(Figure data in JSON)

--- --- ---

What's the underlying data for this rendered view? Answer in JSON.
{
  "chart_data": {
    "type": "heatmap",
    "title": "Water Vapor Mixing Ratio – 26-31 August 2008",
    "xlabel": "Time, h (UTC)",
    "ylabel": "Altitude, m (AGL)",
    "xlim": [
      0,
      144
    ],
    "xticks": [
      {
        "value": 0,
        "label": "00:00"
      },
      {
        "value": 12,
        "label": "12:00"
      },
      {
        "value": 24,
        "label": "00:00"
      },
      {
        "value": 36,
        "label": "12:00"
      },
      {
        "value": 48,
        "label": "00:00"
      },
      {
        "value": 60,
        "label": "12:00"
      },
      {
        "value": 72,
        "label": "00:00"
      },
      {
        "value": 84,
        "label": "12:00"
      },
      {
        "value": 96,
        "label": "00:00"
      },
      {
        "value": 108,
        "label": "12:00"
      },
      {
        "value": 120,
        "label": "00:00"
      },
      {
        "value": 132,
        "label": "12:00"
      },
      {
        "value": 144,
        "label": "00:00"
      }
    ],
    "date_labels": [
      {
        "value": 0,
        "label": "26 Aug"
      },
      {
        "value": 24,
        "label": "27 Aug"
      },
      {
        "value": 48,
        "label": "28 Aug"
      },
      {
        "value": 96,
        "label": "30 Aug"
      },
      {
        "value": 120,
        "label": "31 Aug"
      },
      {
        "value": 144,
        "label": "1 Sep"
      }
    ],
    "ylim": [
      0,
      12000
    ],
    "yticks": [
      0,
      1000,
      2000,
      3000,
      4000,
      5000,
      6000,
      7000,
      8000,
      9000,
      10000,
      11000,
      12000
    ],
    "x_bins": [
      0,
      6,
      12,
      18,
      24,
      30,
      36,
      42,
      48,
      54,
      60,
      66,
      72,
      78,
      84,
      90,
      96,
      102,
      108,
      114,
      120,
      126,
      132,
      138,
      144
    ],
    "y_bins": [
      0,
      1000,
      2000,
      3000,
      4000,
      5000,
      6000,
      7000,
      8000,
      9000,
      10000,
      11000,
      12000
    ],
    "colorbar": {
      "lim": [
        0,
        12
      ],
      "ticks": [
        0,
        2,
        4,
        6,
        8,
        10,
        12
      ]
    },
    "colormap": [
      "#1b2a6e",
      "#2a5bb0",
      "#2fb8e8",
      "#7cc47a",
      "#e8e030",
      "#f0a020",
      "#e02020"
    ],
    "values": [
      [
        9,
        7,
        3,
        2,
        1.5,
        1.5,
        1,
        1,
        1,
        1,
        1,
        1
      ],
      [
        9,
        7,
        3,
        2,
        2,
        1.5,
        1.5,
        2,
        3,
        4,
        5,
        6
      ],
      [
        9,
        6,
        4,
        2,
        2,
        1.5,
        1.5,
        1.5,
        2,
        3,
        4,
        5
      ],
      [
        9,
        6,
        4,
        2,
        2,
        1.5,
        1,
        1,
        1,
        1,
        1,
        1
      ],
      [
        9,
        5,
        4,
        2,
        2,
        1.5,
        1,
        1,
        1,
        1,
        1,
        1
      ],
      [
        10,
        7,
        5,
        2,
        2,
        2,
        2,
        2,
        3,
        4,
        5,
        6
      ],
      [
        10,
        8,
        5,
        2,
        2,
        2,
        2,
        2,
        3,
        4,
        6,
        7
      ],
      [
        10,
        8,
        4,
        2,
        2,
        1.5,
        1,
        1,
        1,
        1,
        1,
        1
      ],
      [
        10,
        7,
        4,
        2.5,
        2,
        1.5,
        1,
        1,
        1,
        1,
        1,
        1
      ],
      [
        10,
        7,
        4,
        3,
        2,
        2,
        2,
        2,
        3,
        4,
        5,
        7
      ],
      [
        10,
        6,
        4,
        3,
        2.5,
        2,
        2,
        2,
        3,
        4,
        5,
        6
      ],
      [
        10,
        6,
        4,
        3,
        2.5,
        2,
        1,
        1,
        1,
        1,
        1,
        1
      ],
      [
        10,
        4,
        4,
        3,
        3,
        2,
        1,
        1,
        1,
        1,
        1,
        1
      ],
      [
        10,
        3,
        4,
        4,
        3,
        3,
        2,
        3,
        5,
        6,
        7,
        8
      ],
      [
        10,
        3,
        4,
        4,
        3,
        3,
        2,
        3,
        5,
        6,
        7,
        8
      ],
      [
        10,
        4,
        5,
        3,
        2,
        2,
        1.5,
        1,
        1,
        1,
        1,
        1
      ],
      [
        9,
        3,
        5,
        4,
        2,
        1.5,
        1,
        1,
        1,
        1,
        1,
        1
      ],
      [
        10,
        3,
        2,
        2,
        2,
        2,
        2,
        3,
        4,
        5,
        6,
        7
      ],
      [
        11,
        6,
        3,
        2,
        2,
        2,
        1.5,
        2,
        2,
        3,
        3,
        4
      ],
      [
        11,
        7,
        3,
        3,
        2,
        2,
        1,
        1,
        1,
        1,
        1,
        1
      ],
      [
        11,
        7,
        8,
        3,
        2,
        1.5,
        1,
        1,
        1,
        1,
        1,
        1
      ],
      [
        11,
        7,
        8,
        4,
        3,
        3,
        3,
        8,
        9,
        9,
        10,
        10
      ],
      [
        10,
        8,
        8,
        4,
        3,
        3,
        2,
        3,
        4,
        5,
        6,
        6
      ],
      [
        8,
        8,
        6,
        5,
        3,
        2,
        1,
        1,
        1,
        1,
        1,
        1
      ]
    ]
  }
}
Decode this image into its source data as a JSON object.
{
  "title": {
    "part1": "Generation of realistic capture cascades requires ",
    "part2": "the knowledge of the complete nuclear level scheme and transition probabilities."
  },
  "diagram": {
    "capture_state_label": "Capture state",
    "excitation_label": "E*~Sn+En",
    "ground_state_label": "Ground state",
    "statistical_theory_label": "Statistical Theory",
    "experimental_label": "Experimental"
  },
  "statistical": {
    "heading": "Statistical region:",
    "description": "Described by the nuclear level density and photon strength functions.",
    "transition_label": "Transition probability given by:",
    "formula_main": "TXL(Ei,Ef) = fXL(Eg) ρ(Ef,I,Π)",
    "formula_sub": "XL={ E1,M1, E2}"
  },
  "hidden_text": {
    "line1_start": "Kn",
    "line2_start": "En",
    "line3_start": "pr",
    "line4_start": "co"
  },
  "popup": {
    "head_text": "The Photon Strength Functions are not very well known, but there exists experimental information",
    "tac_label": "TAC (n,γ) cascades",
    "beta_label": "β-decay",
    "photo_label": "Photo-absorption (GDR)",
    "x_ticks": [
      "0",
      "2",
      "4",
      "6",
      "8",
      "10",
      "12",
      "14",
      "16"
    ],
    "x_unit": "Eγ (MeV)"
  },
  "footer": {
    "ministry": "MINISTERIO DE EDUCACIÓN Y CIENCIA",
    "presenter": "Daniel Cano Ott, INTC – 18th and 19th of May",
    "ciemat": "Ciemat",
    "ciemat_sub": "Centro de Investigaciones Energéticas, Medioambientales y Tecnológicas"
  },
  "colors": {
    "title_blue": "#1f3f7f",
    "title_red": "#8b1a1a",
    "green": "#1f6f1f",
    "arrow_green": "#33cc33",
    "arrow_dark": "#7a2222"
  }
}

--- --- ---

# Job
Retype the material in full. Each word must match.

# Expected answer
What's the underlying data for this rendered view? Answer in JSON.
{
  "chart_data": {
    "type": "heatmap",
    "title": "Water Vapor Mixing Ratio – 26-31 August 2008",
    "xlabel": "Time, h (UTC)",
    "ylabel": "Altitude, m (AGL)",
    "xlim": [
      0,
      144
    ],
    "xticks": [
      {
        "value": 0,
        "label": "00:00"
      },
      {
        "value": 12,
        "label": "12:00"
      },
      {
        "value": 24,
        "label": "00:00"
      },
      {
        "value": 36,
        "label": "12:00"
      },
      {
        "value": 48,
        "label": "00:00"
      },
      {
        "value": 60,
        "label": "12:00"
      },
      {
        "value": 72,
        "label": "00:00"
      },
      {
        "value": 84,
        "label": "12:00"
      },
      {
        "value": 96,
        "label": "00:00"
      },
      {
        "value": 108,
        "label": "12:00"
      },
      {
        "value": 120,
        "label": "00:00"
      },
      {
        "value": 132,
        "label": "12:00"
      },
      {
        "value": 144,
        "label": "00:00"
      }
    ],
    "date_labels": [
      {
        "value": 0,
        "label": "26 Aug"
      },
      {
        "value": 24,
        "label": "27 Aug"
      },
      {
        "value": 48,
        "label": "28 Aug"
      },
      {
        "value": 96,
        "label": "30 Aug"
      },
      {
        "value": 120,
        "label": "31 Aug"
      },
      {
        "value": 144,
        "label": "1 Sep"
      }
    ],
    "ylim": [
      0,
      12000
    ],
    "yticks": [
      0,
      1000,
      2000,
      3000,
      4000,
      5000,
      6000,
      7000,
      8000,
      9000,
      10000,
      11000,
      12000
    ],
    "x_bins": [
      0,
      6,
      12,
      18,
      24,
      30,
      36,
      42,
      48,
      54,
      60,
      66,
      72,
      78,
      84,
      90,
      96,
      102,
      108,
      114,
      120,
      126,
      132,
      138,
      144
    ],
    "y_bins": [
      0,
      1000,
      2000,
      3000,
      4000,
      5000,
      6000,
      7000,
      8000,
      9000,
      10000,
      11000,
      12000
    ],
    "colorbar": {
      "lim": [
        0,
        12
      ],
      "ticks": [
        0,
        2,
        4,
        6,
        8,
        10,
        12
      ]
    },
    "colormap": [
      "#1b2a6e",
      "#2a5bb0",
      "#2fb8e8",
      "#7cc47a",
      "#e8e030",
      "#f0a020",
      "#e02020"
    ],
    "values": [
      [
        9,
        7,
        3,
        2,
        1.5,
        1.5,
        1,
        1,
        1,
        1,
        1,
        1
      ],
      [
        9,
        7,
        3,
        2,
        2,
        1.5,
        1.5,
        2,
        3,
        4,
        5,
        6
      ],
      [
        9,
        6,
        4,
        2,
        2,
        1.5,
        1.5,
        1.5,
        2,
        3,
        4,
        5
      ],
      [
        9,
        6,
        4,
        2,
        2,
        1.5,
        1,
        1,
        1,
        1,
        1,
        1
      ],
      [
        9,
        5,
        4,
        2,
        2,
        1.5,
        1,
        1,
        1,
        1,
        1,
        1
      ],
      [
        10,
        7,
        5,
        2,
        2,
        2,
        2,
        2,
        3,
        4,
        5,
        6
      ],
      [
        10,
        8,
        5,
        2,
        2,
        2,
        2,
        2,
        3,
        4,
        6,
        7
      ],
      [
        10,
        8,
        4,
        2,
        2,
        1.5,
        1,
        1,
        1,
        1,
        1,
        1
      ],
      [
        10,
        7,
        4,
        2.5,
        2,
        1.5,
        1,
        1,
        1,
        1,
        1,
        1
      ],
      [
        10,
        7,
        4,
        3,
        2,
        2,
        2,
        2,
        3,
        4,
        5,
        7
      ],
      [
        10,
        6,
        4,
        3,
        2.5,
        2,
        2,
        2,
        3,
        4,
        5,
        6
      ],
      [
        10,
        6,
        4,
        3,
        2.5,
        2,
        1,
        1,
        1,
        1,
        1,
        1
      ],
      [
        10,
        4,
        4,
        3,
        3,
        2,
        1,
        1,
        1,
        1,
        1,
        1
      ],
      [
        10,
        3,
        4,
        4,
        3,
        3,
        2,
        3,
        5,
        6,
        7,
        8
      ],
      [
        10,
        3,
        4,
        4,
        3,
        3,
        2,
        3,
        5,
        6,
        7,
        8
      ],
      [
        10,
        4,
        5,
        3,
        2,
        2,
        1.5,
        1,
        1,
        1,
        1,
        1
      ],
      [
        9,
        3,
        5,
        4,
        2,
        1.5,
        1,
        1,
        1,
        1,
        1,
        1
      ],
      [
        10,
        3,
        2,
        2,
        2,
        2,
        2,
        3,
        4,
        5,
        6,
        7
      ],
      [
        11,
        6,
        3,
        2,
        2,
        2,
        1.5,
        2,
        2,
        3,
        3,
        4
      ],
      [
        11,
        7,
        3,
        3,
        2,
        2,
        1,
        1,
        1,
        1,
        1,
        1
      ],
      [
        11,
        7,
        8,
        3,
        2,
        1.5,
        1,
        1,
        1,
        1,
        1,
        1
      ],
      [
        11,
        7,
        8,
        4,
        3,
        3,
        3,
        8,
        9,
        9,
        10,
        10
      ],
      [
        10,
        8,
        8,
        4,
        3,
        3,
        2,
        3,
        4,
        5,
        6,
        6
      ],
      [
        8,
        8,
        6,
        5,
        3,
        2,
        1,
        1,
        1,
        1,
        1,
        1
      ]
    ]
  }
}
Decode this image into its source data as a JSON object.
{
  "title": {
    "part1": "Generation of realistic capture cascades requires ",
    "part2": "the knowledge of the complete nuclear level scheme and transition probabilities."
  },
  "diagram": {
    "capture_state_label": "Capture state",
    "excitation_label": "E*~Sn+En",
    "ground_state_label": "Ground state",
    "statistical_theory_label": "Statistical Theory",
    "experimental_label": "Experimental"
  },
  "statistical": {
    "heading": "Statistical region:",
    "description": "Described by the nuclear level density and photon strength functions.",
    "transition_label": "Transition probability given by:",
    "formula_main": "TXL(Ei,Ef) = fXL(Eg) ρ(Ef,I,Π)",
    "formula_sub": "XL={ E1,M1, E2}"
  },
  "hidden_text": {
    "line1_start": "Kn",
    "line2_start": "En",
    "line3_start": "pr",
    "line4_start": "co"
  },
  "popup": {
    "head_text": "The Photon Strength Functions are not very well known, but there exists experimental information",
    "tac_label": "TAC (n,γ) cascades",
    "beta_label": "β-decay",
    "photo_label": "Photo-absorption (GDR)",
    "x_ticks": [
      "0",
      "2",
      "4",
      "6",
      "8",
      "10",
      "12",
      "14",
      "16"
    ],
    "x_unit": "Eγ (MeV)"
  },
  "footer": {
    "ministry": "MINISTERIO DE EDUCACIÓN Y CIENCIA",
    "presenter": "Daniel Cano Ott, INTC – 18th and 19th of May",
    "ciemat": "Ciemat",
    "ciemat_sub": "Centro de Investigaciones Energéticas, Medioambientales y Tecnológicas"
  },
  "colors": {
    "title_blue": "#1f3f7f",
    "title_red": "#8b1a1a",
    "green": "#1f6f1f",
    "arrow_green": "#33cc33",
    "arrow_dark": "#7a2222"
  }
}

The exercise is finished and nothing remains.